» Goal of the exercise: Identify all lines below that hold "thumbs" and collect them.

» Exercise input:
* begin *
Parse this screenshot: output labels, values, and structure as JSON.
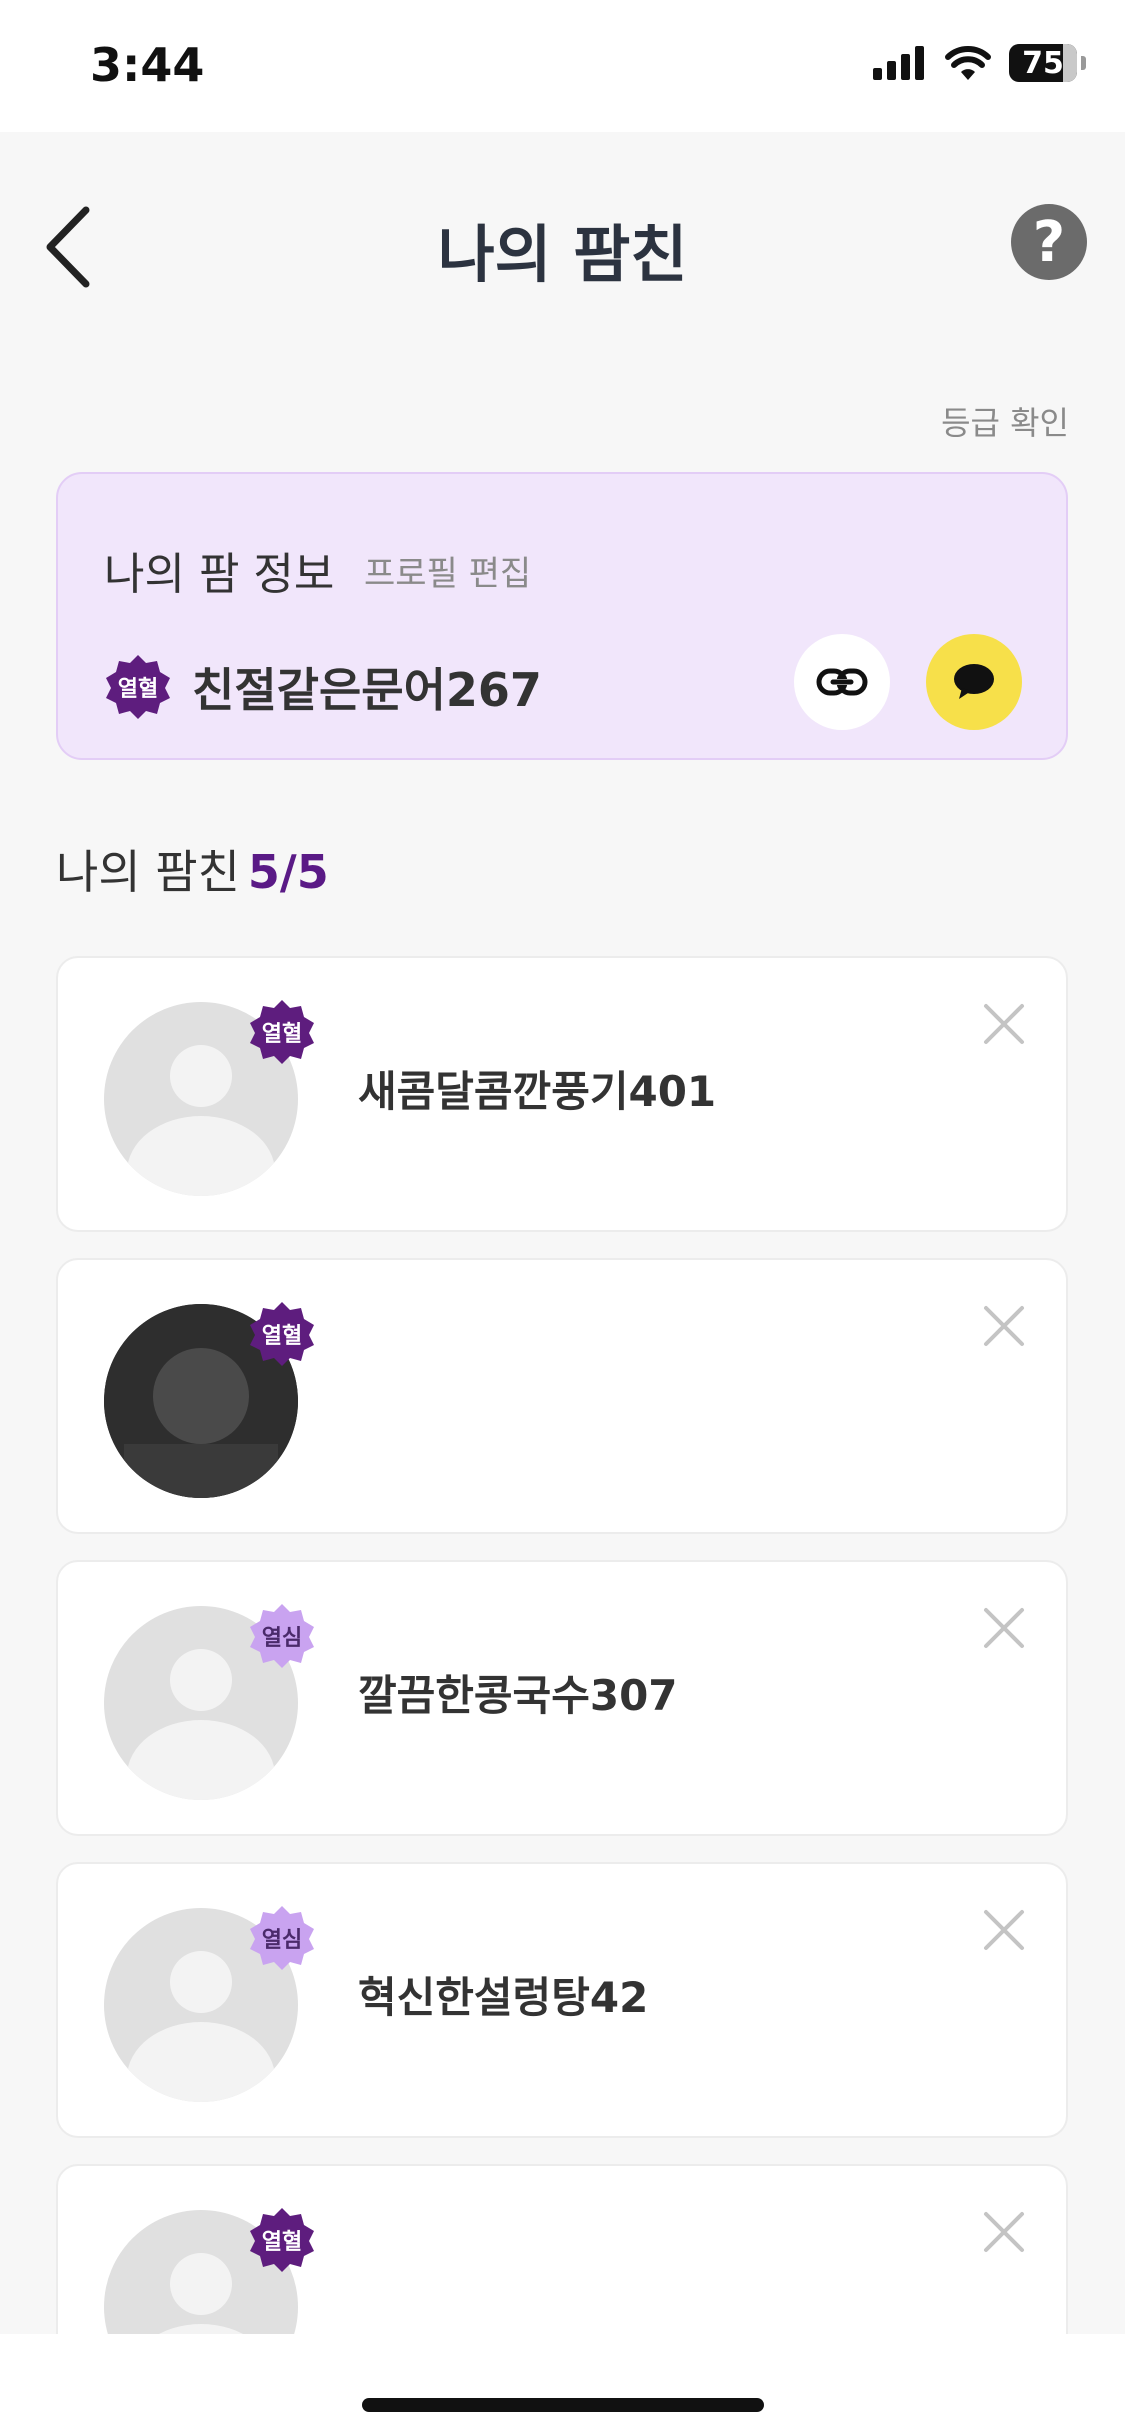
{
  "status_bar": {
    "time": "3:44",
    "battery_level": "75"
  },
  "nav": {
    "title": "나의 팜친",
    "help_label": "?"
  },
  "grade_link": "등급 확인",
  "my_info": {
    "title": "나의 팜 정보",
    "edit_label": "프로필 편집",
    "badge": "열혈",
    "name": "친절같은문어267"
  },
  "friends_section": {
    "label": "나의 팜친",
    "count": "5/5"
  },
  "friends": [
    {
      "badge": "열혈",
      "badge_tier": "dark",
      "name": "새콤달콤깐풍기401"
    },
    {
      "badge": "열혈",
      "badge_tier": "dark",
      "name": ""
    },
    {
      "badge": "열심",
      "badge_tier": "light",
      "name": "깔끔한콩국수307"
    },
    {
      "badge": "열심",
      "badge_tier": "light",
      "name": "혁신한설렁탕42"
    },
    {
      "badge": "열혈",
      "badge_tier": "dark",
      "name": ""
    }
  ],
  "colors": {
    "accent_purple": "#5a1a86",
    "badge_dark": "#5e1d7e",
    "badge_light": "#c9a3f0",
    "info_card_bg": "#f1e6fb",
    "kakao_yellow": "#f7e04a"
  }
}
* end *
* begin *
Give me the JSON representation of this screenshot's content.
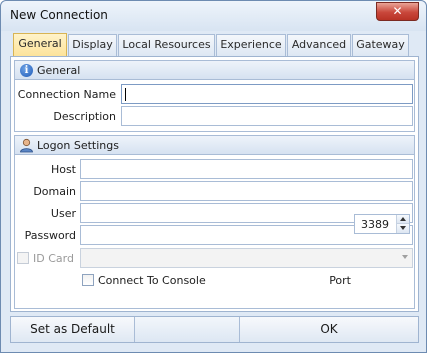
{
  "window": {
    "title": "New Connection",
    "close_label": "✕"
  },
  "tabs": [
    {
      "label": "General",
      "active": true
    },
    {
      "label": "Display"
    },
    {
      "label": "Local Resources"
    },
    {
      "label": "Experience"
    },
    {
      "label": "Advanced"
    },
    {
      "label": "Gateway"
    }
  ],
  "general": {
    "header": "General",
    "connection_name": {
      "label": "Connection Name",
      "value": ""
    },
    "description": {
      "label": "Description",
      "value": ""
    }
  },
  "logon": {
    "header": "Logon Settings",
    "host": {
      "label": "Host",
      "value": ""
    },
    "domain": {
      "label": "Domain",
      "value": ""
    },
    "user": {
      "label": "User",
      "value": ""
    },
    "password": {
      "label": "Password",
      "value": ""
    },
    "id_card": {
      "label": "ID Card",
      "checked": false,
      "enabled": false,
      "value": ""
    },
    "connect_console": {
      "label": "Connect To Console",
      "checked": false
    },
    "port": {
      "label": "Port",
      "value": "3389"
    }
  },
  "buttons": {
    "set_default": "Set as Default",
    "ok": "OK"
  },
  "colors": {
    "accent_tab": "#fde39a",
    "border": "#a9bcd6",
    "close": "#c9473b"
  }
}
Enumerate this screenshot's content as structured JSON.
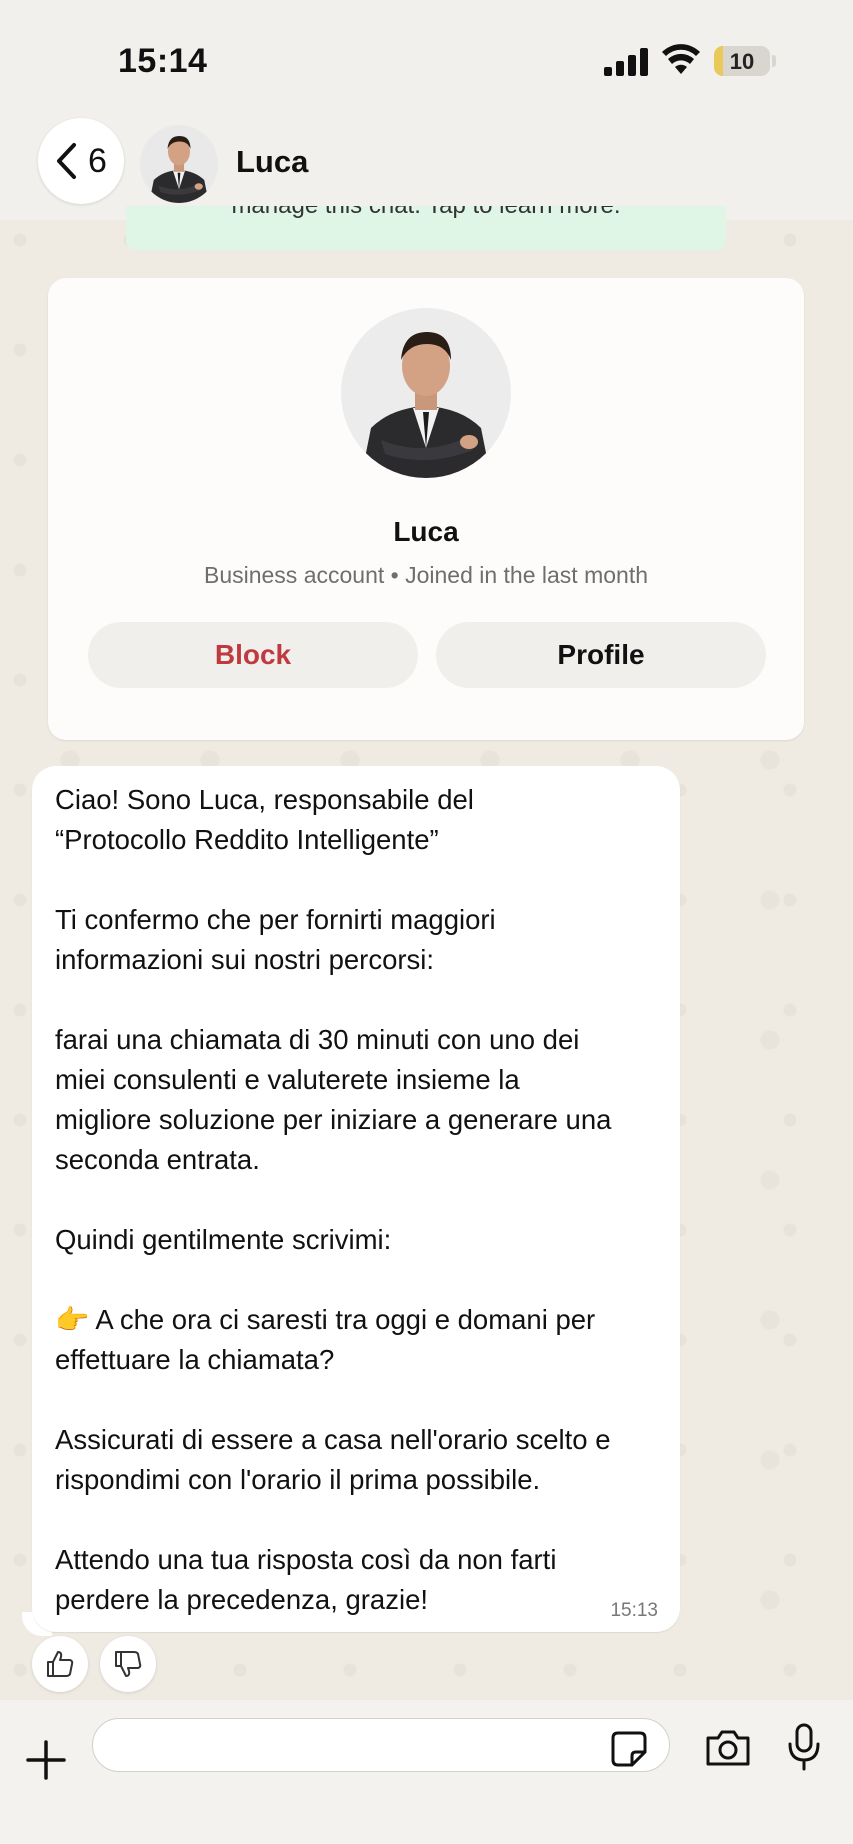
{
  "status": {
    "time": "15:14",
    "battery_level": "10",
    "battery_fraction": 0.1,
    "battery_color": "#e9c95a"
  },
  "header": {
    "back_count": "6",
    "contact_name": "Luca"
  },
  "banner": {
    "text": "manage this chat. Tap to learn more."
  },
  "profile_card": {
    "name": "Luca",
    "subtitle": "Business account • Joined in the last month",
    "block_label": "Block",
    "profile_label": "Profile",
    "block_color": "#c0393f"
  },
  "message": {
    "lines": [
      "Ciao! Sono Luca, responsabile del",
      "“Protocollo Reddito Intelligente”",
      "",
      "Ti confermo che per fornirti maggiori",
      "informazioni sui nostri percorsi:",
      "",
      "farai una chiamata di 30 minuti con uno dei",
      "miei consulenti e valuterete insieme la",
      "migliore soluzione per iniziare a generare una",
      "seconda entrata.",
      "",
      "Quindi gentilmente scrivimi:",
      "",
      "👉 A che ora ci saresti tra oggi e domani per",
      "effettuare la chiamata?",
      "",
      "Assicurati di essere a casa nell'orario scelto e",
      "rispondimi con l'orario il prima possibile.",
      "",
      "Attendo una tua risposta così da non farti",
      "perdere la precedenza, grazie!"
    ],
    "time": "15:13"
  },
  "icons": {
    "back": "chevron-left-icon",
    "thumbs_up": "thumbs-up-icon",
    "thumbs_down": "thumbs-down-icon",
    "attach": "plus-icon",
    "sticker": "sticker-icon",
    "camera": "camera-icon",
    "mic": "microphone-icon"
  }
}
* end *
» Solved exercise:
    "thumbs_up": "thumbs-up-icon",
    "thumbs_down": "thumbs-down-icon",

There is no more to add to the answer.